» **Short task**
Locate and copy each line in the data that contains the word "name".

** begin Listed entries **

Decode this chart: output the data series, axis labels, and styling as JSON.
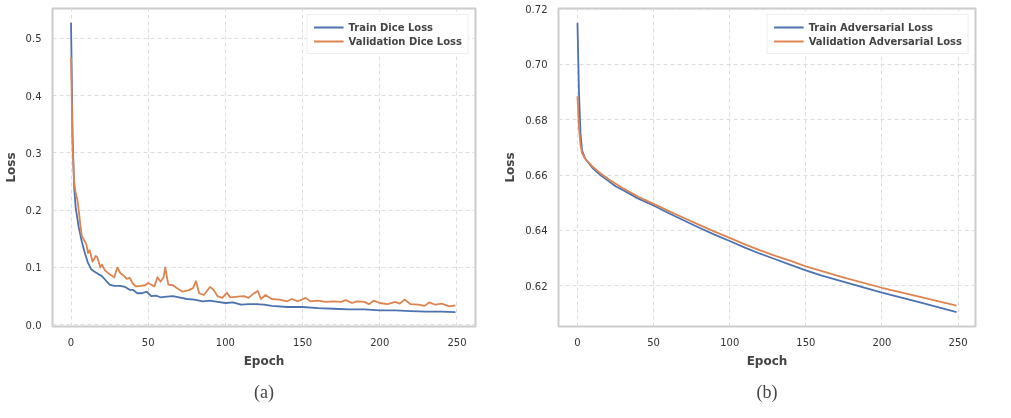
{
  "chart_data": [
    {
      "type": "line",
      "xlabel": "Epoch",
      "ylabel": "Loss",
      "xlim": [
        -12,
        262
      ],
      "ylim": [
        -0.003,
        0.552
      ],
      "xticks": [
        0,
        50,
        100,
        150,
        200,
        250
      ],
      "yticks": [
        {
          "value": 0,
          "label": "0.0"
        },
        0.1,
        0.2,
        0.3,
        0.4,
        0.5
      ],
      "grid": true,
      "legend": "top right",
      "annotations": [
        "(a)"
      ],
      "series": [
        {
          "name": "Train Dice Loss",
          "color": "#4c72b0",
          "x": [
            0,
            1,
            2,
            3,
            5,
            7,
            9,
            11,
            13,
            15,
            18,
            20,
            22,
            25,
            28,
            32,
            35,
            38,
            40,
            43,
            46,
            49,
            52,
            55,
            58,
            62,
            66,
            70,
            75,
            80,
            85,
            90,
            95,
            100,
            105,
            110,
            115,
            120,
            125,
            130,
            140,
            150,
            160,
            170,
            180,
            190,
            200,
            210,
            220,
            230,
            240,
            249
          ],
          "values": [
            0.527,
            0.33,
            0.24,
            0.205,
            0.17,
            0.145,
            0.125,
            0.108,
            0.097,
            0.093,
            0.088,
            0.085,
            0.079,
            0.07,
            0.068,
            0.068,
            0.066,
            0.061,
            0.061,
            0.055,
            0.055,
            0.058,
            0.05,
            0.051,
            0.048,
            0.049,
            0.05,
            0.048,
            0.045,
            0.044,
            0.041,
            0.042,
            0.04,
            0.038,
            0.039,
            0.035,
            0.036,
            0.036,
            0.035,
            0.033,
            0.031,
            0.031,
            0.029,
            0.028,
            0.027,
            0.027,
            0.025,
            0.025,
            0.024,
            0.023,
            0.023,
            0.022
          ]
        },
        {
          "name": "Validation Dice Loss",
          "color": "#dd8452",
          "x": [
            0,
            1,
            2,
            3,
            4,
            5,
            6,
            7,
            8,
            10,
            11,
            12,
            14,
            16,
            17,
            19,
            20,
            22,
            25,
            28,
            30,
            32,
            34,
            36,
            38,
            40,
            42,
            45,
            48,
            50,
            52,
            54,
            56,
            58,
            60,
            61,
            63,
            66,
            68,
            72,
            76,
            79,
            81,
            83,
            86,
            90,
            92,
            95,
            98,
            101,
            103,
            108,
            112,
            115,
            118,
            121,
            123,
            126,
            130,
            135,
            140,
            143,
            147,
            152,
            155,
            160,
            165,
            170,
            175,
            178,
            182,
            185,
            190,
            193,
            196,
            200,
            205,
            210,
            213,
            216,
            220,
            225,
            229,
            232,
            236,
            240,
            245,
            249
          ],
          "values": [
            0.467,
            0.31,
            0.25,
            0.23,
            0.22,
            0.2,
            0.175,
            0.155,
            0.15,
            0.14,
            0.125,
            0.13,
            0.11,
            0.12,
            0.118,
            0.1,
            0.105,
            0.095,
            0.088,
            0.083,
            0.1,
            0.09,
            0.086,
            0.08,
            0.082,
            0.072,
            0.067,
            0.068,
            0.069,
            0.073,
            0.07,
            0.067,
            0.083,
            0.075,
            0.083,
            0.1,
            0.07,
            0.069,
            0.065,
            0.058,
            0.06,
            0.064,
            0.076,
            0.055,
            0.052,
            0.066,
            0.062,
            0.05,
            0.047,
            0.056,
            0.048,
            0.049,
            0.05,
            0.047,
            0.054,
            0.059,
            0.045,
            0.052,
            0.045,
            0.044,
            0.041,
            0.045,
            0.041,
            0.047,
            0.041,
            0.042,
            0.04,
            0.041,
            0.04,
            0.043,
            0.038,
            0.041,
            0.04,
            0.036,
            0.042,
            0.038,
            0.036,
            0.04,
            0.037,
            0.044,
            0.036,
            0.035,
            0.033,
            0.039,
            0.035,
            0.037,
            0.032,
            0.034
          ]
        }
      ]
    },
    {
      "type": "line",
      "xlabel": "Epoch",
      "ylabel": "Loss",
      "xlim": [
        -12.45,
        261.45
      ],
      "ylim": [
        0.6053,
        0.7202
      ],
      "xticks": [
        0,
        50,
        100,
        150,
        200,
        250
      ],
      "yticks": [
        0.62,
        0.64,
        0.66,
        0.68,
        {
          "value": 0.7,
          "label": "0.70"
        },
        0.72
      ],
      "grid": true,
      "legend": "top right",
      "annotations": [
        "(b)"
      ],
      "series": [
        {
          "name": "Train Adversarial Loss",
          "color": "#4c72b0",
          "x": [
            0,
            1,
            2,
            3,
            5,
            10,
            15,
            20,
            25,
            30,
            40,
            50,
            60,
            70,
            80,
            90,
            100,
            110,
            120,
            130,
            140,
            150,
            160,
            175,
            200,
            225,
            249
          ],
          "values": [
            0.715,
            0.69,
            0.675,
            0.669,
            0.666,
            0.6625,
            0.66,
            0.658,
            0.656,
            0.6545,
            0.6515,
            0.649,
            0.6462,
            0.6436,
            0.641,
            0.6385,
            0.6362,
            0.6338,
            0.6316,
            0.6296,
            0.6276,
            0.6256,
            0.6238,
            0.6214,
            0.6175,
            0.614,
            0.6105
          ]
        },
        {
          "name": "Validation Adversarial Loss",
          "color": "#dd8452",
          "x": [
            0,
            1,
            2,
            3,
            5,
            10,
            15,
            20,
            30,
            40,
            50,
            60,
            70,
            80,
            90,
            100,
            110,
            120,
            130,
            140,
            150,
            175,
            200,
            225,
            249
          ],
          "values": [
            0.6885,
            0.677,
            0.671,
            0.668,
            0.666,
            0.663,
            0.6607,
            0.6587,
            0.6552,
            0.6522,
            0.6496,
            0.647,
            0.6445,
            0.642,
            0.6396,
            0.6373,
            0.635,
            0.6328,
            0.6308,
            0.629,
            0.627,
            0.623,
            0.6193,
            0.616,
            0.6128
          ]
        }
      ]
    }
  ]
}
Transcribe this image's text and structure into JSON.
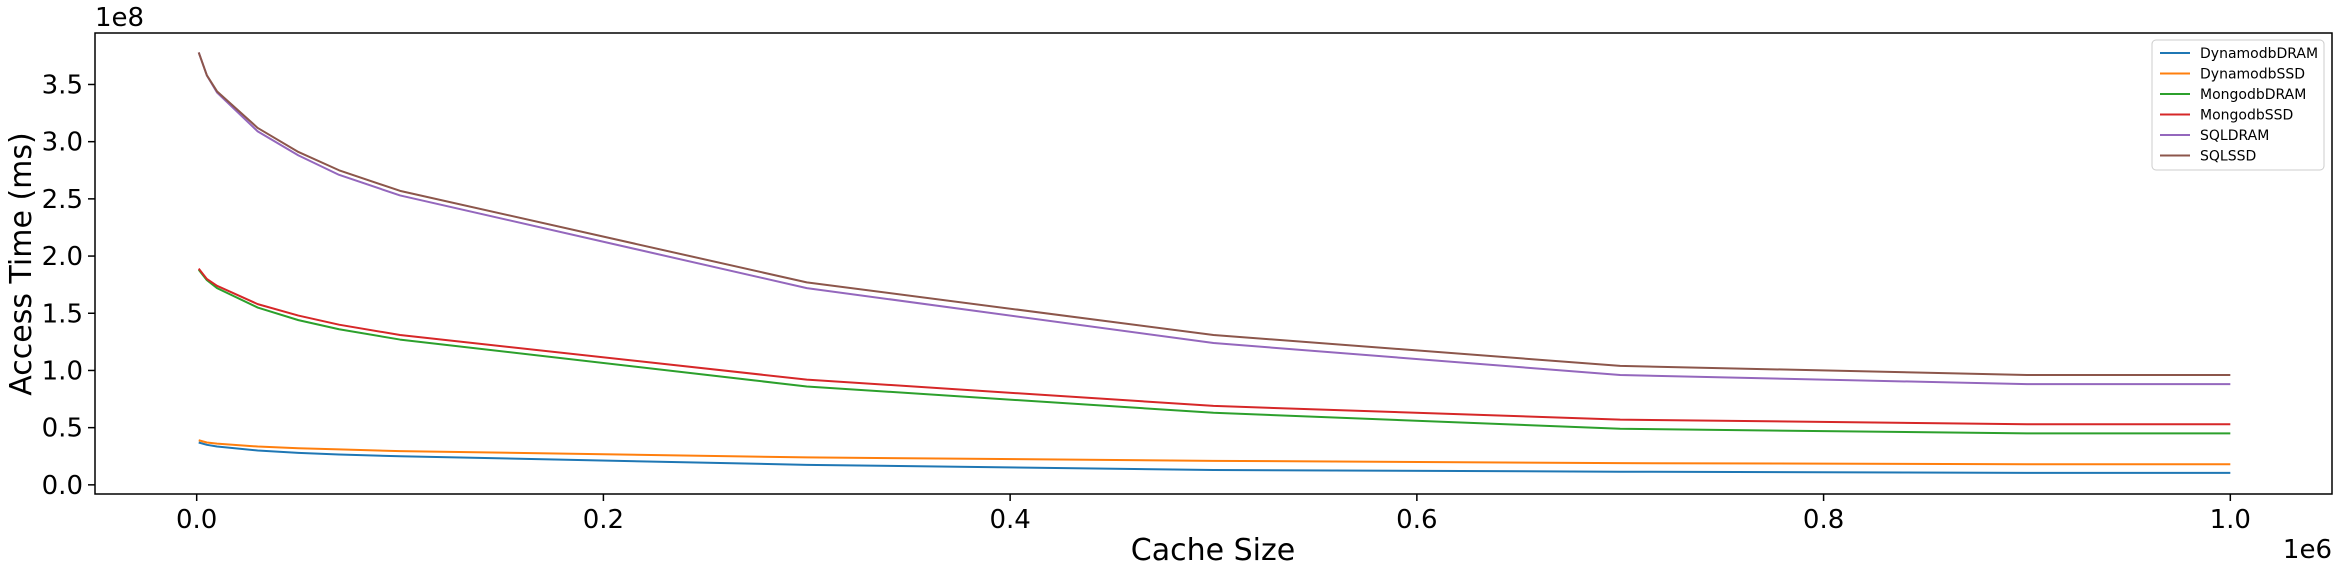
{
  "chart_data": {
    "type": "line",
    "title": "",
    "xlabel": "Cache Size",
    "ylabel": "Access Time (ms)",
    "x_multiplier_label": "1e6",
    "y_multiplier_label": "1e8",
    "xlim": [
      -50000,
      1050000
    ],
    "ylim": [
      -8000000,
      395000000
    ],
    "x_ticks": [
      0,
      200000,
      400000,
      600000,
      800000,
      1000000
    ],
    "x_tick_labels": [
      "0.0",
      "0.2",
      "0.4",
      "0.6",
      "0.8",
      "1.0"
    ],
    "y_ticks": [
      0,
      50000000,
      100000000,
      150000000,
      200000000,
      250000000,
      300000000,
      350000000
    ],
    "y_tick_labels": [
      "0.0",
      "0.5",
      "1.0",
      "1.5",
      "2.0",
      "2.5",
      "3.0",
      "3.5"
    ],
    "grid": false,
    "legend_position": "top-right",
    "x": [
      1000,
      5000,
      10000,
      30000,
      50000,
      70000,
      100000,
      300000,
      500000,
      700000,
      900000,
      1000000
    ],
    "series": [
      {
        "name": "DynamodbDRAM",
        "color": "#1f77b4",
        "values": [
          37000000,
          35000000,
          33500000,
          30000000,
          28000000,
          26500000,
          25000000,
          17500000,
          13000000,
          11500000,
          10500000,
          10500000
        ]
      },
      {
        "name": "DynamodbSSD",
        "color": "#ff7f0e",
        "values": [
          39000000,
          37000000,
          36000000,
          33500000,
          32000000,
          31000000,
          29500000,
          24000000,
          21000000,
          19000000,
          18000000,
          18000000
        ]
      },
      {
        "name": "MongodbDRAM",
        "color": "#2ca02c",
        "values": [
          188000000,
          179000000,
          172000000,
          155000000,
          144000000,
          136000000,
          127000000,
          86000000,
          63000000,
          49000000,
          45000000,
          45000000
        ]
      },
      {
        "name": "MongodbSSD",
        "color": "#d62728",
        "values": [
          189000000,
          180000000,
          174000000,
          158000000,
          148000000,
          140000000,
          131000000,
          92000000,
          69000000,
          57000000,
          53000000,
          53000000
        ]
      },
      {
        "name": "SQLDRAM",
        "color": "#9467bd",
        "values": [
          378000000,
          358000000,
          343000000,
          309000000,
          288000000,
          271000000,
          253000000,
          172000000,
          124000000,
          96000000,
          88000000,
          88000000
        ]
      },
      {
        "name": "SQLSSD",
        "color": "#8c564b",
        "values": [
          378000000,
          358000000,
          344000000,
          312000000,
          291000000,
          275000000,
          257000000,
          177000000,
          131000000,
          104000000,
          96000000,
          96000000
        ]
      }
    ]
  }
}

** end Listed entries **

» **Exercise response**
          "name": "Train Dice Loss",
          "name": "Validation Dice Loss",
          "name": "Train Adversarial Loss",
          "name": "Validation Adversarial Loss",
        "name": "DynamodbDRAM",
        "name": "DynamodbSSD",
        "name": "MongodbDRAM",
        "name": "MongodbSSD",
        "name": "SQLDRAM",
        "name": "SQLSSD",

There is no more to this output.